Request:
Make an exact copy of all the entries below, with the pictures left out.

Listed entries:

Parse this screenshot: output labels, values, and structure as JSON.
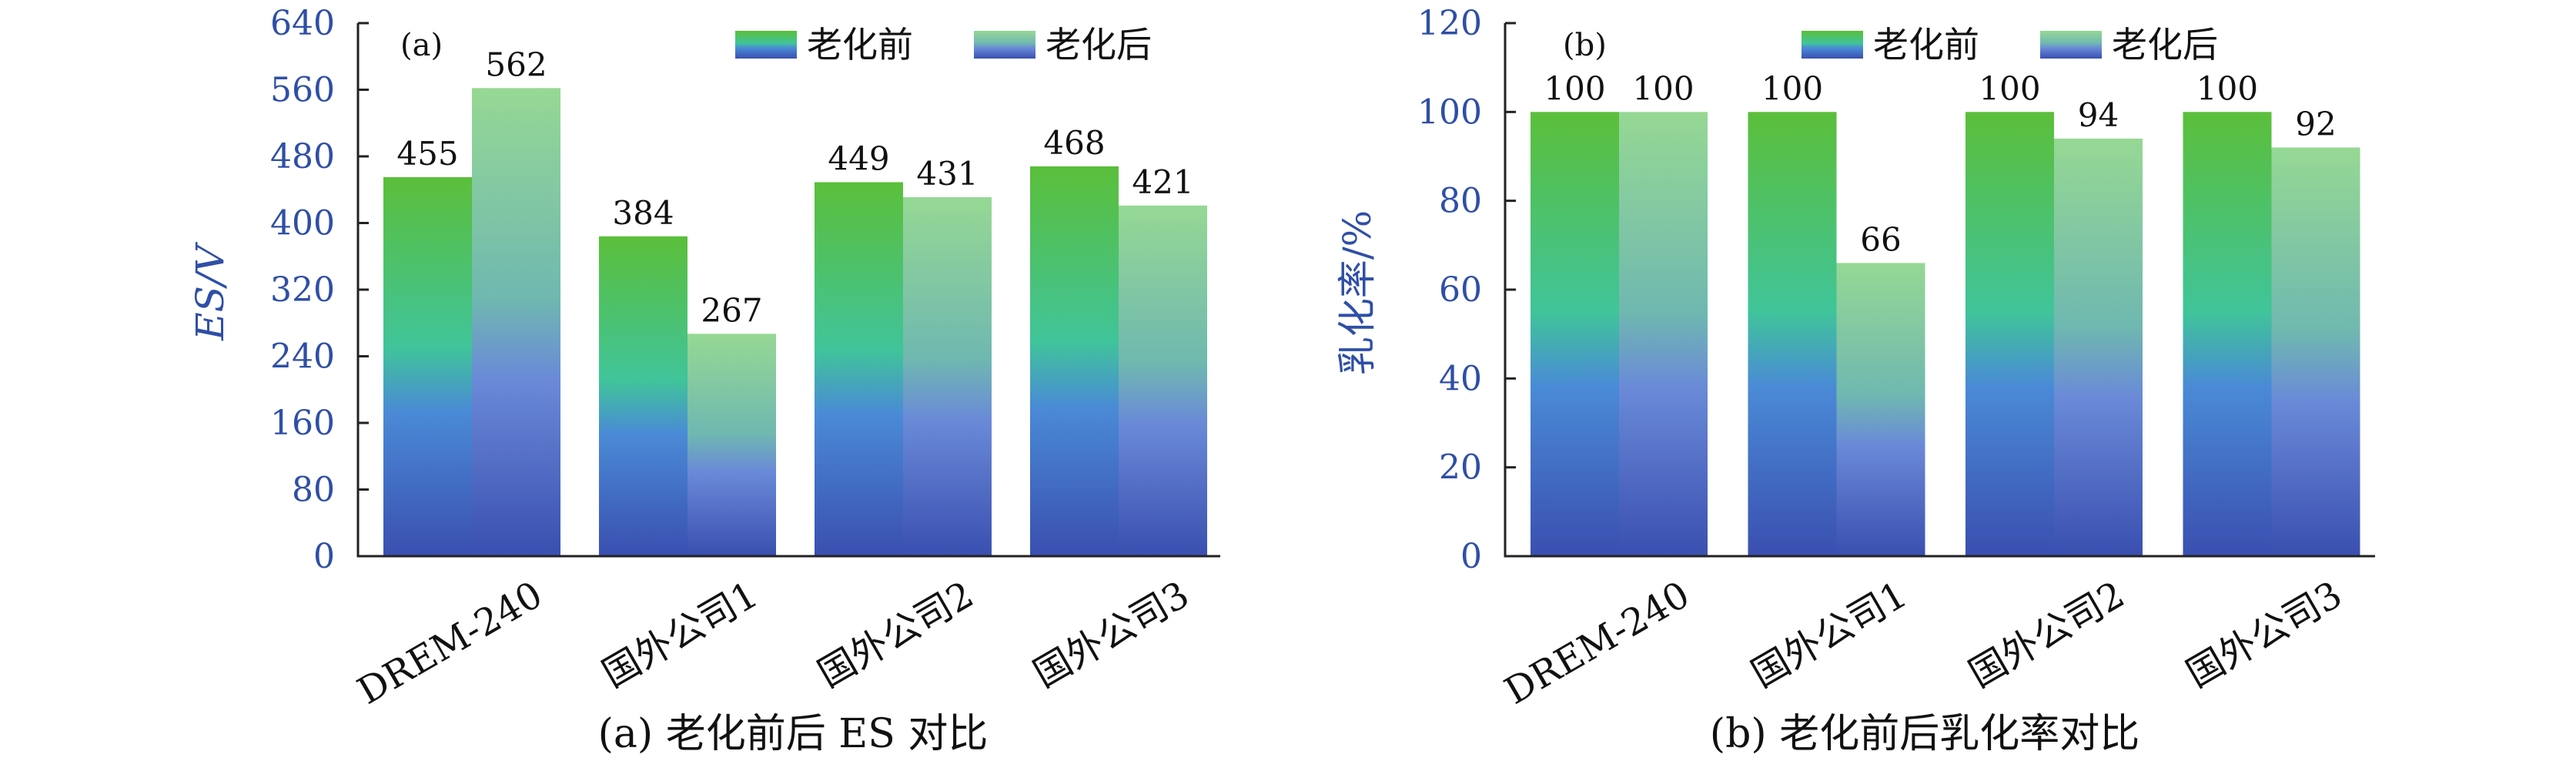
{
  "colors": {
    "axis_text": "#2f4fa6",
    "before_top": "#5bbf3a",
    "after_top": "#93d693",
    "mid": "#3fc19a",
    "bottom": "#3a4fb0"
  },
  "legend": {
    "before": "老化前",
    "after": "老化后"
  },
  "chart_data": [
    {
      "type": "bar",
      "panel_label": "(a)",
      "ylabel": "ES/V",
      "caption": "(a) 老化前后 ES 对比",
      "categories": [
        "DREM-240",
        "国外公司1",
        "国外公司2",
        "国外公司3"
      ],
      "series": [
        {
          "name": "老化前",
          "values": [
            455,
            384,
            449,
            468
          ]
        },
        {
          "name": "老化后",
          "values": [
            562,
            267,
            431,
            421
          ]
        }
      ],
      "ylim": [
        0,
        640
      ],
      "yticks": [
        0,
        80,
        160,
        240,
        320,
        400,
        480,
        560,
        640
      ],
      "legend_position": "top-right",
      "grid": false
    },
    {
      "type": "bar",
      "panel_label": "(b)",
      "ylabel": "乳化率/%",
      "caption": "(b) 老化前后乳化率对比",
      "categories": [
        "DREM-240",
        "国外公司1",
        "国外公司2",
        "国外公司3"
      ],
      "series": [
        {
          "name": "老化前",
          "values": [
            100,
            100,
            100,
            100
          ]
        },
        {
          "name": "老化后",
          "values": [
            100,
            66,
            94,
            92
          ]
        }
      ],
      "ylim": [
        0,
        120
      ],
      "yticks": [
        0,
        20,
        40,
        60,
        80,
        100,
        120
      ],
      "legend_position": "top-right",
      "grid": false
    }
  ]
}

The output:
Parse this screenshot: output labels, values, and structure as JSON.
{
  "colors": {
    "axis_text": "#2f4fa6",
    "before_top": "#5bbf3a",
    "after_top": "#93d693",
    "mid": "#3fc19a",
    "bottom": "#3a4fb0"
  },
  "legend": {
    "before": "老化前",
    "after": "老化后"
  },
  "chart_data": [
    {
      "type": "bar",
      "panel_label": "(a)",
      "ylabel": "ES/V",
      "caption": "(a) 老化前后 ES 对比",
      "categories": [
        "DREM-240",
        "国外公司1",
        "国外公司2",
        "国外公司3"
      ],
      "series": [
        {
          "name": "老化前",
          "values": [
            455,
            384,
            449,
            468
          ]
        },
        {
          "name": "老化后",
          "values": [
            562,
            267,
            431,
            421
          ]
        }
      ],
      "ylim": [
        0,
        640
      ],
      "yticks": [
        0,
        80,
        160,
        240,
        320,
        400,
        480,
        560,
        640
      ],
      "legend_position": "top-right",
      "grid": false
    },
    {
      "type": "bar",
      "panel_label": "(b)",
      "ylabel": "乳化率/%",
      "caption": "(b) 老化前后乳化率对比",
      "categories": [
        "DREM-240",
        "国外公司1",
        "国外公司2",
        "国外公司3"
      ],
      "series": [
        {
          "name": "老化前",
          "values": [
            100,
            100,
            100,
            100
          ]
        },
        {
          "name": "老化后",
          "values": [
            100,
            66,
            94,
            92
          ]
        }
      ],
      "ylim": [
        0,
        120
      ],
      "yticks": [
        0,
        20,
        40,
        60,
        80,
        100,
        120
      ],
      "legend_position": "top-right",
      "grid": false
    }
  ]
}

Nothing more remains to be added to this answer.